Kenaikan Harga Mi Instan, Bukti Rapuhnya Ketahanan Pangan






Oleh : Bunda Hanif


Mi Instan merupakan makanan favorit masyarakat Indonesia, terutama kaum remaja. Di Indonesia, konsumen tertinggi mi instan adalah usia 10-19 tahun. Namun, apakah mereka tahu bahwa mi instan sekarang harganya merangkak naik?

Imdonesia merupakan negara peringkat kedua sebagai konsumen mi instan terbanyak di dunia (Cnnindonesia, April 2022). Sejumlah 68,3 persen remaja usia 10-14 tahun mengonsumsi mi instan 1-6 bungkus per pekan, sedangkan di usia 15-19 tahun mencapai 64,8% (Solopos, Maret 2022)

Mi instan menjadi makanan yang digemari remaja karena bisa langsung dinikmati dengan instan dan harganya murah, walaupun terkategori makanan yang kurang bergizi. Fakta tersebut menunjukkan bahwa masyarakat Indonesia lebih mengutamakan harga yang murah ketimbang gizi. Dengan naiknya harga mi instan tentu saja akan menjadi problem bagi masyarakat, khususnya remaja. 

Beberapa alasan disinyalir menjadi penyebab kenaikan harga mi instan, diantaranya adalah  pasokan gandum yang berkurang dan mahal akibat perang sampai minim dan naiknya harga bahan-bahan tambahan seperti cabai dan minyak goreng. 

Indonesia sebagaimana kita ketahui adalah negeri yang luas daratannya dan subur tanahnya, tetapi mengapa untuk kebutuhan gandum harus impor dari negara lain? Apakah lahan yang ada tidak cukup luas untuk memproduksi dalam jumlah besar cabai dan minyak goreng. Tentunya hal ini dikarenakan ada yang salah pada pengelolaan lahan pertanian di negeri ini. 

Kebutuhan pangan masyarakat seharusnya menjadi tanggung jawab negara untuk memenuhinya. Bukan malah menyerahkannya kepada korporasi yang menjadikan semua barang termasuk kebutuhan makanan sebagai komoditas ekonomi yang berorientasi pada keuntungan sebesar-besarnya. Korporasi tidak akan perduli dengan kondisi daya beli masyarakatnya. Padahal masih banyak masyarakat Indonesia yang daya belinya rendah. 

Negara yang menganut sistem kapitalisme hanya sebagai regulator yang mengeluarkan kebijakan bagi perusahaan agar mereka bisa melakukan aktivitas ekonomi dengan nyaman yang nantinya akan memberikan pemasukan bagi negara. Rakyat tetap harus berjuang mencari nafkah agar mampu memenuhi kebutuhan pangan keluarganya.
###
Rincian Latihan:
Teruskan bacaan tentang kenaikan harga mi instan setelah kalimat terakhirnya. Entri-entri ini berasal dari sumber yang berbeda.
###
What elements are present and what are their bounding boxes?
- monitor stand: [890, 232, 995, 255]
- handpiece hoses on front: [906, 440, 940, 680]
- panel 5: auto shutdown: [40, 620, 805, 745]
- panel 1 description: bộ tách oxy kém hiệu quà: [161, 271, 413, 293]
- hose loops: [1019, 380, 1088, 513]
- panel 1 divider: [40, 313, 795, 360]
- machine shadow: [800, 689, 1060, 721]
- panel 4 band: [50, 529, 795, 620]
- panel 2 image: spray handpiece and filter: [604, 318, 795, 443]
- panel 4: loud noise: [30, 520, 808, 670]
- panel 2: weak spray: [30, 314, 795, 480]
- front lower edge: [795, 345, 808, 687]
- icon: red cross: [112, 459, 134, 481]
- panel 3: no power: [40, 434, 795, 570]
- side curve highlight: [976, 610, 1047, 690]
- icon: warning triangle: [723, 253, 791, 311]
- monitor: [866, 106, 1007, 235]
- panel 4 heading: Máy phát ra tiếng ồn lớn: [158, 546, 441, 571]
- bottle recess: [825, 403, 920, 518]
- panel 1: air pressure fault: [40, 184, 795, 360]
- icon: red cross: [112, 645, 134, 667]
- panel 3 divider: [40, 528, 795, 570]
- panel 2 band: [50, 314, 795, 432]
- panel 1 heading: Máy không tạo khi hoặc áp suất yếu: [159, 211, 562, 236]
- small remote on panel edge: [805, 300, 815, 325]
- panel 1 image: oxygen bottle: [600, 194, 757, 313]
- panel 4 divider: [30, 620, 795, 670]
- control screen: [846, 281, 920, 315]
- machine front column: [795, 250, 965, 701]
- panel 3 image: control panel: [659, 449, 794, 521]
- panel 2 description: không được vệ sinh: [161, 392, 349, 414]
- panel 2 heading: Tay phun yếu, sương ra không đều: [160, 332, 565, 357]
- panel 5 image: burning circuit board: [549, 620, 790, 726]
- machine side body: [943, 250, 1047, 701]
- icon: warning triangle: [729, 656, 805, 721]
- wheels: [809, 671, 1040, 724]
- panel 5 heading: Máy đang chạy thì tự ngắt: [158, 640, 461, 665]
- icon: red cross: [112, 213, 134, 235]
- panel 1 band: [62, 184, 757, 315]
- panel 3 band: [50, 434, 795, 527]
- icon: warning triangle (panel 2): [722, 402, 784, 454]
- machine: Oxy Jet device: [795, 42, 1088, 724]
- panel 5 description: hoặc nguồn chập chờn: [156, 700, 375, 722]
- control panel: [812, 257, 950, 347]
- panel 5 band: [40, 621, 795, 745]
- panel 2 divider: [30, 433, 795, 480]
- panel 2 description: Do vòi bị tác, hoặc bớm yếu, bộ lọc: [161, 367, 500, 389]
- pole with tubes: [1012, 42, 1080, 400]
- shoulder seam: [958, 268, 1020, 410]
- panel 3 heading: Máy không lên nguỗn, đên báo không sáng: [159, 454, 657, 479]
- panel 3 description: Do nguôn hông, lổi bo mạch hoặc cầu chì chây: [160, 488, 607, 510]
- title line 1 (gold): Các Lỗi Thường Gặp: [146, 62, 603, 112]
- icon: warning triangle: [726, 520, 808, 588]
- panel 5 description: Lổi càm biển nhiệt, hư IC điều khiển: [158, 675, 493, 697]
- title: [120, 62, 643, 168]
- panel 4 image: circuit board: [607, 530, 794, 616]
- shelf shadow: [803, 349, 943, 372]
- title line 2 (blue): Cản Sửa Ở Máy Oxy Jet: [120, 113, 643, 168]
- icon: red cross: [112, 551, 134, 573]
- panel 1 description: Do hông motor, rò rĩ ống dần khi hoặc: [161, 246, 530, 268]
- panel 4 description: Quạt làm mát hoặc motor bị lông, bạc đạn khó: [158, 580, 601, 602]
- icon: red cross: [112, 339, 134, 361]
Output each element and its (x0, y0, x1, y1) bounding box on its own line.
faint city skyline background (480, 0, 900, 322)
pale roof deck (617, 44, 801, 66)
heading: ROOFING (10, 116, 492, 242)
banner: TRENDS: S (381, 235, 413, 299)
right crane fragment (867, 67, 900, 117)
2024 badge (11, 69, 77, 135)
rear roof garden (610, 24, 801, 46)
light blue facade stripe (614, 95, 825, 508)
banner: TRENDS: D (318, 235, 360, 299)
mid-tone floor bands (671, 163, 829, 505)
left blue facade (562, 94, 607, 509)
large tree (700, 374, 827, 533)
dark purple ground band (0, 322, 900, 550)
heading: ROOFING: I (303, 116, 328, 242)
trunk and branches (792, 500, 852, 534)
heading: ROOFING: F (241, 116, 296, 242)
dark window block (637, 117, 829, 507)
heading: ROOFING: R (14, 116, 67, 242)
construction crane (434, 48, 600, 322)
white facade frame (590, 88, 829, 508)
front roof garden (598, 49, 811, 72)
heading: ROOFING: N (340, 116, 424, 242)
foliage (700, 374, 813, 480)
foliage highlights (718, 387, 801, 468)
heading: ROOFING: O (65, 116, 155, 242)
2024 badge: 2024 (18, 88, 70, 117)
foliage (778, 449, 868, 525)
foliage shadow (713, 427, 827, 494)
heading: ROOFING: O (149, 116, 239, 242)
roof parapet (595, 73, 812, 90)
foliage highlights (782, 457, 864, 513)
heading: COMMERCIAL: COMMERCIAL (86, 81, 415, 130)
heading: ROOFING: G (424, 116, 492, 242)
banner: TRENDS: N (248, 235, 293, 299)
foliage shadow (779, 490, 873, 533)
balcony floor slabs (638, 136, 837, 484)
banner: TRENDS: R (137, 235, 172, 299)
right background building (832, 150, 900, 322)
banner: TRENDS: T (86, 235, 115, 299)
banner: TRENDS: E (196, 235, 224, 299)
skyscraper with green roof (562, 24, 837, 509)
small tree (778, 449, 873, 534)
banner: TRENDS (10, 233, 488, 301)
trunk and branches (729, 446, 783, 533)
###
Hasil Jawaban:
Sangat jauh berbeda jika aturan Islam diterapkan. Islam mewajibkan pihak-pihak tertentu untuk bertanggung jawab dalam memenuhi pangan keluarga. Seorang ayah berkewajiban memberi makan anggota keluarganya. Jika ia tidak mampu, maka tanggung jawab tersebut beralih kepada wali yang lainnya. Dan jika semua tidak mampu, akan menjadi tanggung jawab negara untuk memenuhinya.

Negara dalam sistem Islam akan memastikan semua masyarakatnya terpenuhi kebutuhan pangannya. Mengontrol para laki-laki apakah mereka mampu melaksanakan kewajibannya. Negara juga menyediakan lapangan pekerjaan seluas-luasnya untuk para laki-laki agar mereka bisa mencari nafkah serta menyediakan pangan yang murah bahkan memberikan pangan secara cuma-cuma kepada rakyat yang tidak mampu. 

Negara Islam juga memperhatikan tersedianya bahan makanan yang berkualitas atau bergizi untuk seluruh masyarakat, khususnya remaja, Karena remaja adalah generasi muda penerus pembangunan bangsa. Kondisi mereka harus kuat dan tidak lemah baik fisik maupun mentalnya. Ini semua didapatkan salah satunya dari kebiasaan mengkonsumsi makanan yang bergizi. 

Sayangnya, saat ini Islam tidak diterapkan dalam kehidupan. Sistem kapitalisme tidak akan mampu mewujudkan ketahanan pangan. Semua aktivitas diukur dari pencapaian materi. Orientasi terhadap keuntungan menjadi ciri khas sistem rusak ini. Kebutuhan masyarakat terhadap bahan makanan pokok menjadi barang mewah yang sulit didapatkan, meskipun itu hanya sebuah mi instan. Lalu bagaimana negara mampu menghasilkan generasi yang sehat dan kuat manakala kebutuhan pangan mereka tidak tercukupi?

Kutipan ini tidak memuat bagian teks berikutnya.